--- Records for this task ---
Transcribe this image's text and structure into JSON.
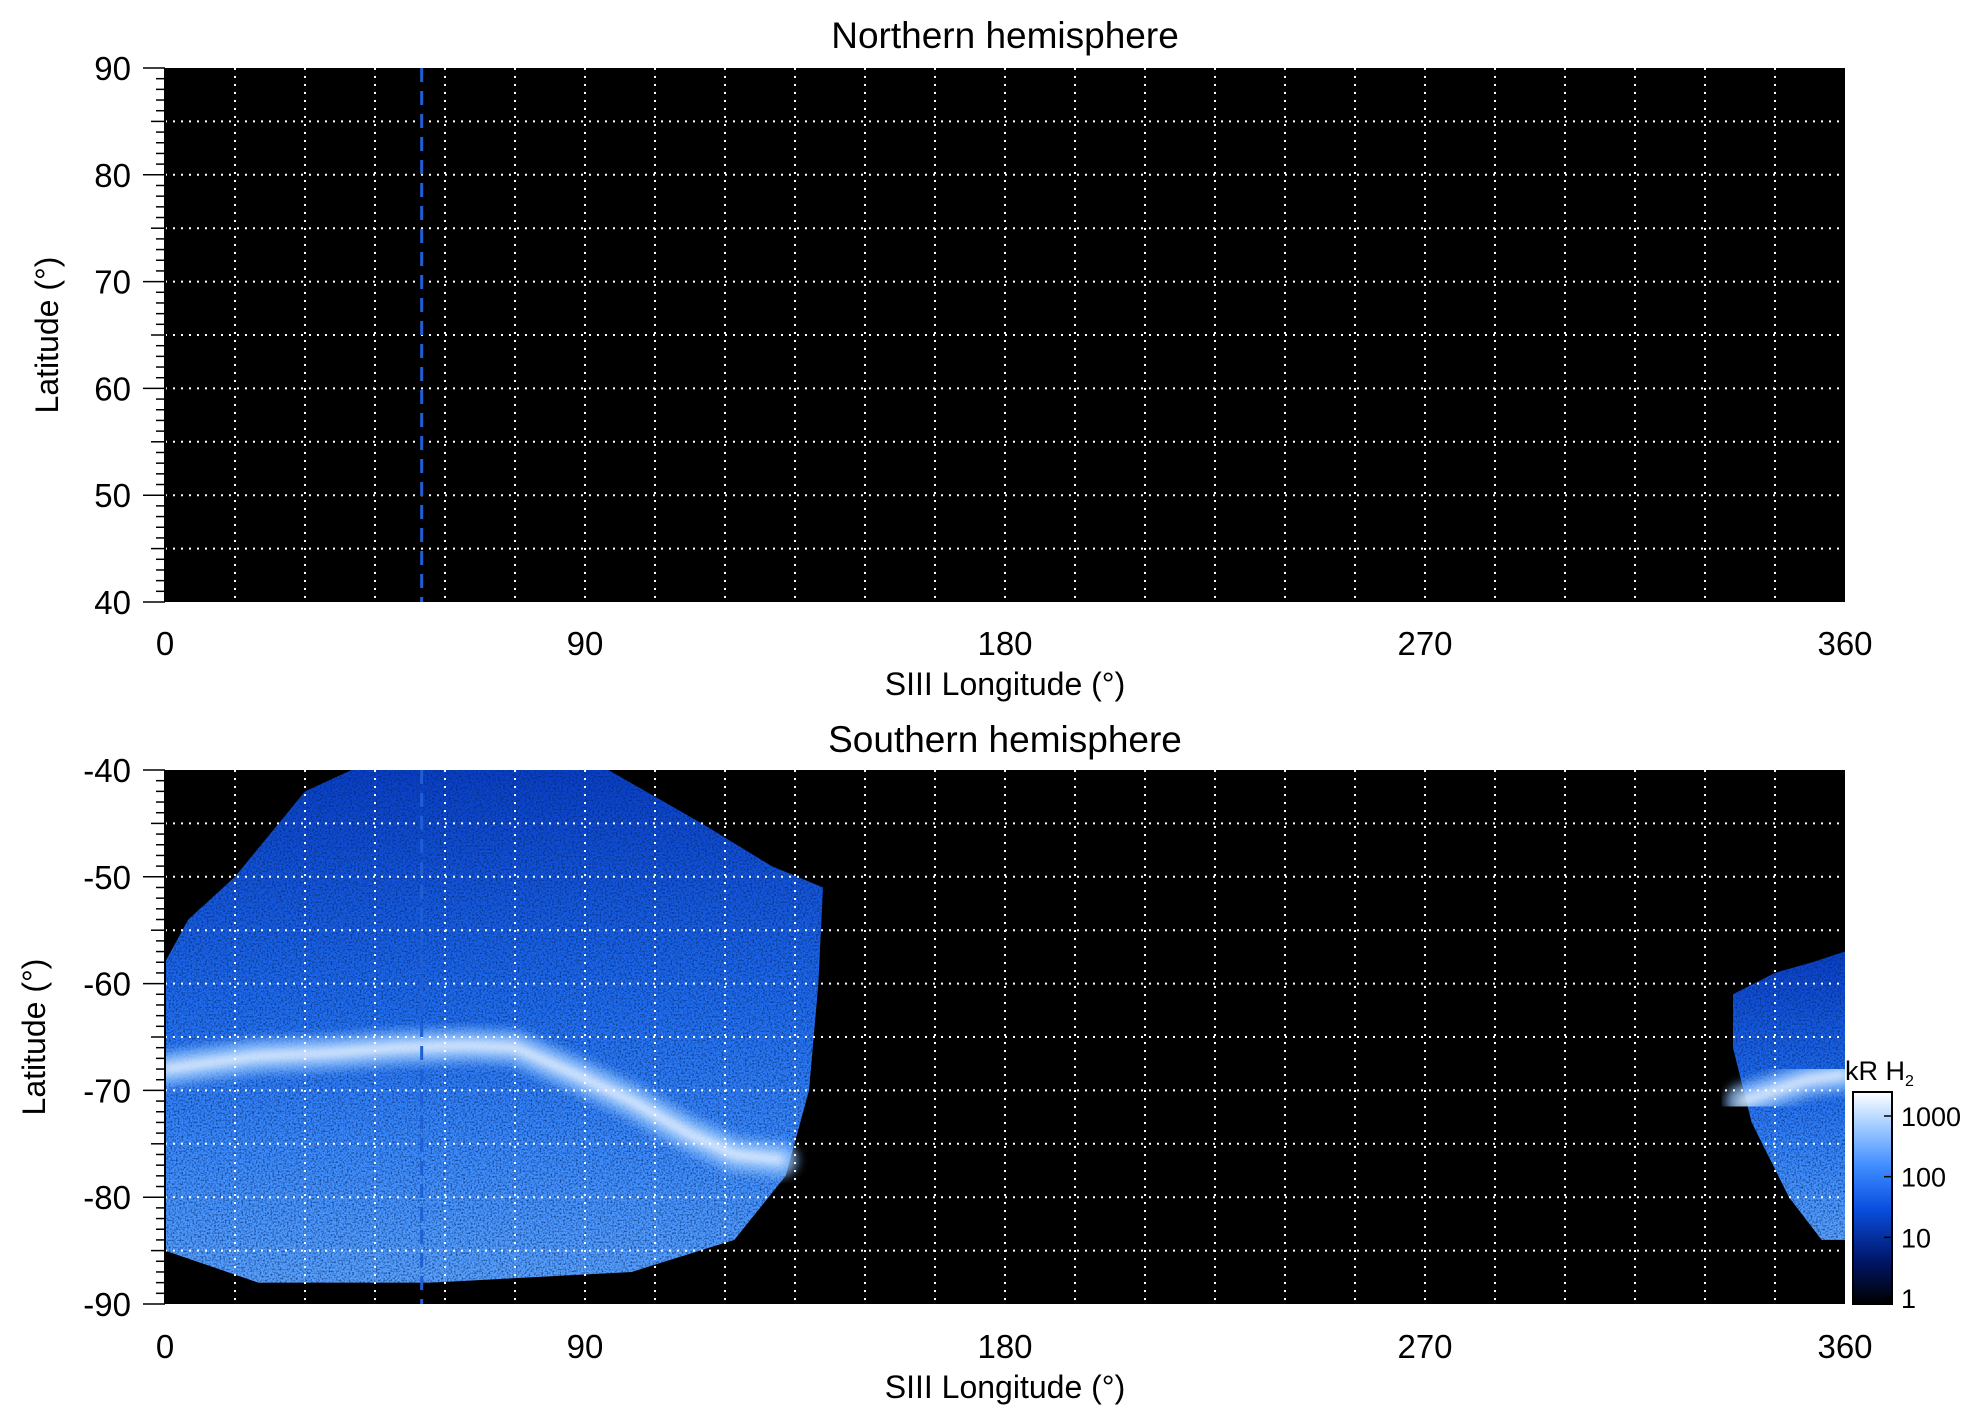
{
  "chart_data": [
    {
      "type": "heatmap",
      "title": "Northern hemisphere",
      "xlabel": "SIII Longitude (°)",
      "ylabel": "Latitude (°)",
      "xlim": [
        0,
        360
      ],
      "ylim": [
        40,
        90
      ],
      "xticks": [
        0,
        90,
        180,
        270,
        360
      ],
      "yticks": [
        40,
        50,
        60,
        70,
        80,
        90
      ],
      "grid": {
        "on": true,
        "style": "dotted",
        "color": "#ffffff",
        "x_step": 15,
        "y_step": 5
      },
      "reference_line": {
        "x": 55,
        "style": "dashed",
        "color": "#1f5fd6"
      },
      "background": "#000000",
      "emission": []
    },
    {
      "type": "heatmap",
      "title": "Southern hemisphere",
      "xlabel": "SIII Longitude (°)",
      "ylabel": "Latitude (°)",
      "xlim": [
        0,
        360
      ],
      "ylim": [
        -90,
        -40
      ],
      "xticks": [
        0,
        90,
        180,
        270,
        360
      ],
      "yticks": [
        -90,
        -80,
        -70,
        -60,
        -50,
        -40
      ],
      "grid": {
        "on": true,
        "style": "dotted",
        "color": "#ffffff",
        "x_step": 15,
        "y_step": 5
      },
      "reference_line": {
        "x": 55,
        "style": "dashed",
        "color": "#1f5fd6"
      },
      "background": "#000000",
      "emission": [
        {
          "region": "main",
          "boundary": [
            [
              0,
              -58
            ],
            [
              5,
              -54
            ],
            [
              15,
              -50
            ],
            [
              30,
              -42
            ],
            [
              40,
              -40
            ],
            [
              57,
              -40
            ],
            [
              66,
              -40
            ],
            [
              95,
              -40
            ],
            [
              115,
              -45
            ],
            [
              130,
              -49
            ],
            [
              141,
              -51
            ],
            [
              140,
              -60
            ],
            [
              138,
              -70
            ],
            [
              133,
              -78
            ],
            [
              122,
              -84
            ],
            [
              100,
              -87
            ],
            [
              57,
              -88
            ],
            [
              20,
              -88
            ],
            [
              0,
              -85
            ]
          ],
          "oval": {
            "points": [
              [
                0,
                -68
              ],
              [
                8,
                -67.5
              ],
              [
                20,
                -66.8
              ],
              [
                35,
                -66.5
              ],
              [
                50,
                -66
              ],
              [
                65,
                -65.8
              ],
              [
                75,
                -66
              ],
              [
                88,
                -68.5
              ],
              [
                100,
                -71
              ],
              [
                112,
                -74
              ],
              [
                122,
                -76
              ],
              [
                132,
                -76.5
              ]
            ],
            "brightness_kR": 1000
          },
          "typical_kR": 100
        },
        {
          "region": "wrap",
          "boundary": [
            [
              336,
              -61
            ],
            [
              345,
              -59
            ],
            [
              353,
              -58
            ],
            [
              360,
              -57
            ],
            [
              360,
              -84
            ],
            [
              355,
              -84
            ],
            [
              348,
              -80
            ],
            [
              340,
              -73
            ],
            [
              336,
              -66
            ]
          ],
          "oval": {
            "points": [
              [
                338,
                -71
              ],
              [
                345,
                -70
              ],
              [
                352,
                -69
              ],
              [
                360,
                -68.5
              ]
            ],
            "brightness_kR": 1000
          },
          "typical_kR": 100
        }
      ],
      "colorbar": {
        "label": "kR H",
        "label_subscript": "2",
        "scale": "log",
        "ticks": [
          1,
          10,
          100,
          1000
        ],
        "tick_labels": [
          "1",
          "10",
          "100",
          "1000"
        ],
        "colors": [
          "#000000",
          "#001566",
          "#0a4fe0",
          "#3f8dff",
          "#a8d0ff",
          "#ffffff"
        ]
      }
    }
  ]
}
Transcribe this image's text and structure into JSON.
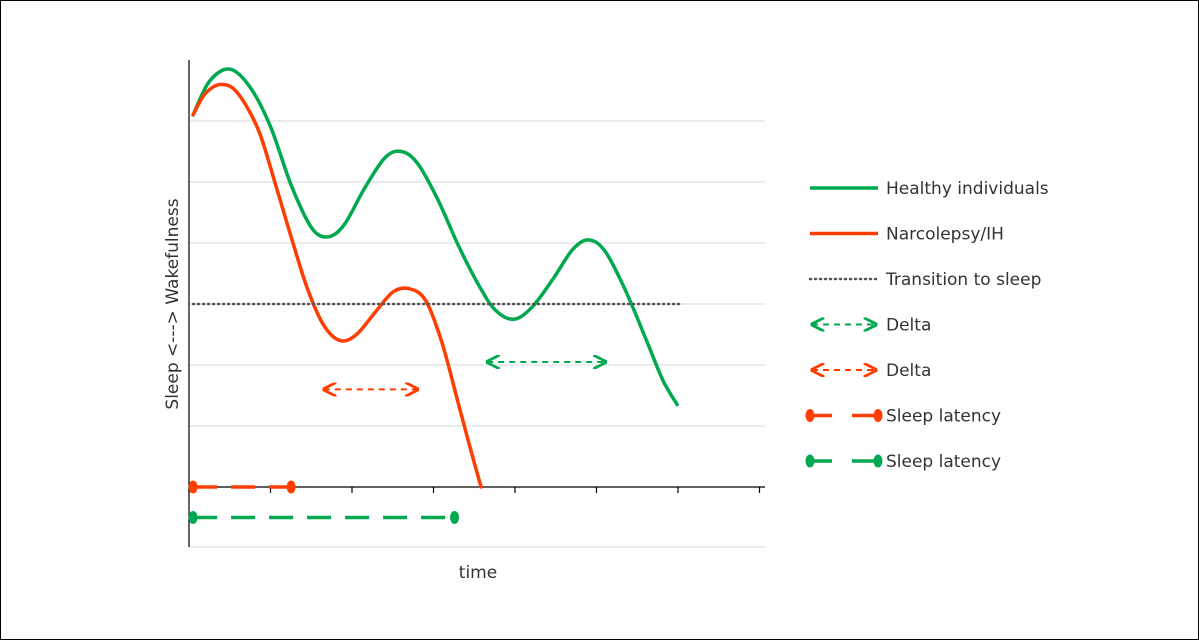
{
  "chart_data": {
    "type": "line",
    "title": "",
    "xlabel": "time",
    "ylabel": "Sleep <---> Wakefulness",
    "xlim": [
      0,
      14.1
    ],
    "ylim": [
      0,
      8
    ],
    "grid": true,
    "legend_position": "right",
    "series": [
      {
        "name": "Healthy individuals",
        "color": "#00a84f",
        "style": "solid",
        "points": [
          [
            0.1,
            6.1
          ],
          [
            0.5,
            6.65
          ],
          [
            1.0,
            6.85
          ],
          [
            1.5,
            6.55
          ],
          [
            2.0,
            5.9
          ],
          [
            2.5,
            4.95
          ],
          [
            3.0,
            4.25
          ],
          [
            3.4,
            4.1
          ],
          [
            3.8,
            4.3
          ],
          [
            4.3,
            4.9
          ],
          [
            4.8,
            5.4
          ],
          [
            5.2,
            5.5
          ],
          [
            5.6,
            5.3
          ],
          [
            6.1,
            4.7
          ],
          [
            6.6,
            3.95
          ],
          [
            7.1,
            3.3
          ],
          [
            7.5,
            2.9
          ],
          [
            7.95,
            2.75
          ],
          [
            8.4,
            2.95
          ],
          [
            8.9,
            3.4
          ],
          [
            9.4,
            3.9
          ],
          [
            9.8,
            4.05
          ],
          [
            10.2,
            3.85
          ],
          [
            10.7,
            3.2
          ],
          [
            11.2,
            2.4
          ],
          [
            11.6,
            1.75
          ],
          [
            11.95,
            1.35
          ]
        ]
      },
      {
        "name": "Narcolepsy/IH",
        "color": "#ff3d00",
        "style": "solid",
        "points": [
          [
            0.1,
            6.1
          ],
          [
            0.4,
            6.45
          ],
          [
            0.8,
            6.6
          ],
          [
            1.2,
            6.45
          ],
          [
            1.7,
            5.85
          ],
          [
            2.1,
            5.0
          ],
          [
            2.5,
            4.1
          ],
          [
            2.9,
            3.25
          ],
          [
            3.3,
            2.65
          ],
          [
            3.7,
            2.4
          ],
          [
            4.1,
            2.5
          ],
          [
            4.6,
            2.9
          ],
          [
            5.0,
            3.2
          ],
          [
            5.4,
            3.25
          ],
          [
            5.8,
            3.05
          ],
          [
            6.2,
            2.35
          ],
          [
            6.6,
            1.35
          ],
          [
            6.9,
            0.6
          ],
          [
            7.15,
            0.0
          ]
        ]
      },
      {
        "name": "Transition to sleep",
        "color": "#555555",
        "style": "dotted",
        "points": [
          [
            0.1,
            3.0
          ],
          [
            12.0,
            3.0
          ]
        ]
      }
    ],
    "annotations": [
      {
        "name": "Delta",
        "type": "double-arrow",
        "color": "#ff3d00",
        "from": [
          3.3,
          1.6
        ],
        "to": [
          5.6,
          1.6
        ]
      },
      {
        "name": "Delta",
        "type": "double-arrow",
        "color": "#00a84f",
        "from": [
          7.3,
          2.05
        ],
        "to": [
          10.2,
          2.05
        ]
      },
      {
        "name": "Sleep latency",
        "type": "range",
        "color": "#ff3d00",
        "from": [
          0.1,
          0.0
        ],
        "to": [
          2.5,
          0.0
        ]
      },
      {
        "name": "Sleep latency",
        "type": "range",
        "color": "#00a84f",
        "from": [
          0.1,
          -0.5
        ],
        "to": [
          6.5,
          -0.5
        ]
      }
    ],
    "legend": [
      {
        "label": "Healthy individuals",
        "color": "#00a84f",
        "style": "solid"
      },
      {
        "label": "Narcolepsy/IH",
        "color": "#ff3d00",
        "style": "solid"
      },
      {
        "label": "Transition to sleep",
        "color": "#555555",
        "style": "dotted"
      },
      {
        "label": "Delta",
        "color": "#00a84f",
        "style": "double-arrow"
      },
      {
        "label": "Delta",
        "color": "#ff3d00",
        "style": "double-arrow"
      },
      {
        "label": "Sleep latency",
        "color": "#ff3d00",
        "style": "range"
      },
      {
        "label": "Sleep latency",
        "color": "#00a84f",
        "style": "range"
      }
    ]
  }
}
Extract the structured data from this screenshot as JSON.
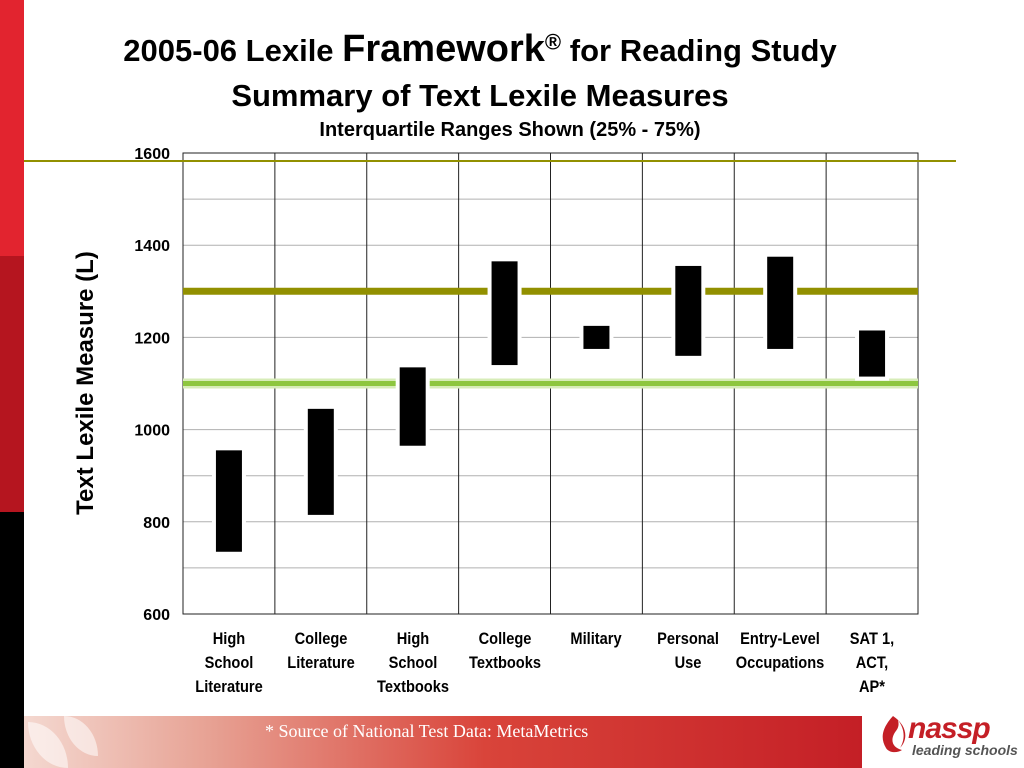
{
  "slide": {
    "title_part1": "2005-06 Lexile ",
    "title_framework": "Framework",
    "title_reg": "®",
    "title_part2": " for Reading Study",
    "title_line2": "Summary of Text Lexile Measures",
    "subtitle": "Interquartile Ranges Shown (25% - 75%)",
    "source_note": "* Source of National Test Data: MetaMetrics",
    "logo_text": "nassp",
    "logo_tagline": "leading schools"
  },
  "colors": {
    "accent_red": "#e2242f",
    "dark_red": "#b5151f",
    "olive_line": "#929000",
    "green_line": "#8dc63f",
    "bar": "#000000"
  },
  "chart_data": {
    "type": "floating-bar",
    "title": "",
    "xlabel": "",
    "ylabel": "Text Lexile Measure (L)",
    "ylim": [
      600,
      1600
    ],
    "yticks": [
      600,
      800,
      1000,
      1200,
      1400,
      1600
    ],
    "grid": true,
    "categories": [
      "High\nSchool\nLiterature",
      "College\nLiterature",
      "High\nSchool\nTextbooks",
      "College\nTextbooks",
      "Military",
      "Personal\nUse",
      "Entry-Level\nOccupations",
      "SAT 1,\nACT,\nAP*"
    ],
    "ranges": [
      {
        "low": 735,
        "high": 955
      },
      {
        "low": 815,
        "high": 1045
      },
      {
        "low": 965,
        "high": 1135
      },
      {
        "low": 1140,
        "high": 1365
      },
      {
        "low": 1175,
        "high": 1225
      },
      {
        "low": 1160,
        "high": 1355
      },
      {
        "low": 1175,
        "high": 1375
      },
      {
        "low": 1115,
        "high": 1215
      }
    ],
    "reference_lines": [
      {
        "value": 1600,
        "color": "#929000"
      },
      {
        "value": 1300,
        "color": "#929000"
      },
      {
        "value": 1100,
        "color": "#8dc63f"
      }
    ]
  }
}
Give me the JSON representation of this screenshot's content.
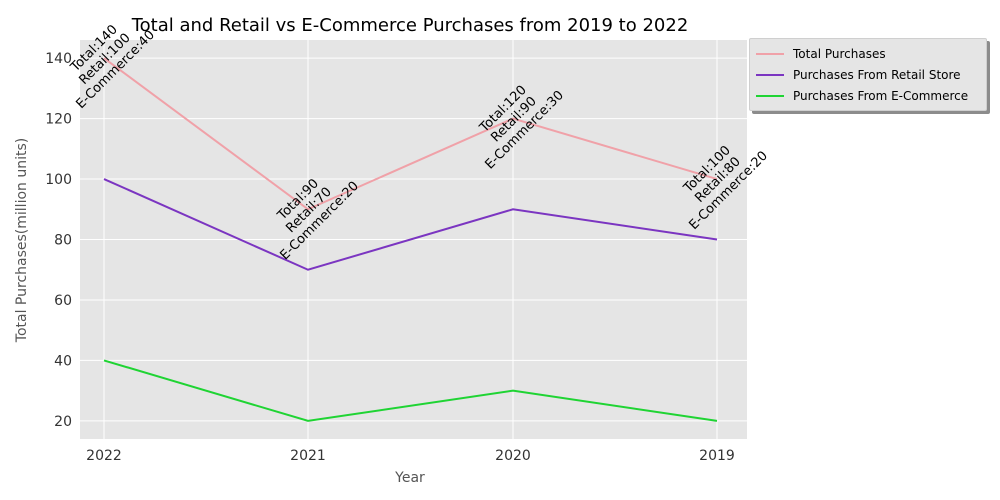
---
In the listing above, find the lines holding the word "Healthy" and copy them.

        "name": "Healthy individuals",
        "label": "Healthy individuals",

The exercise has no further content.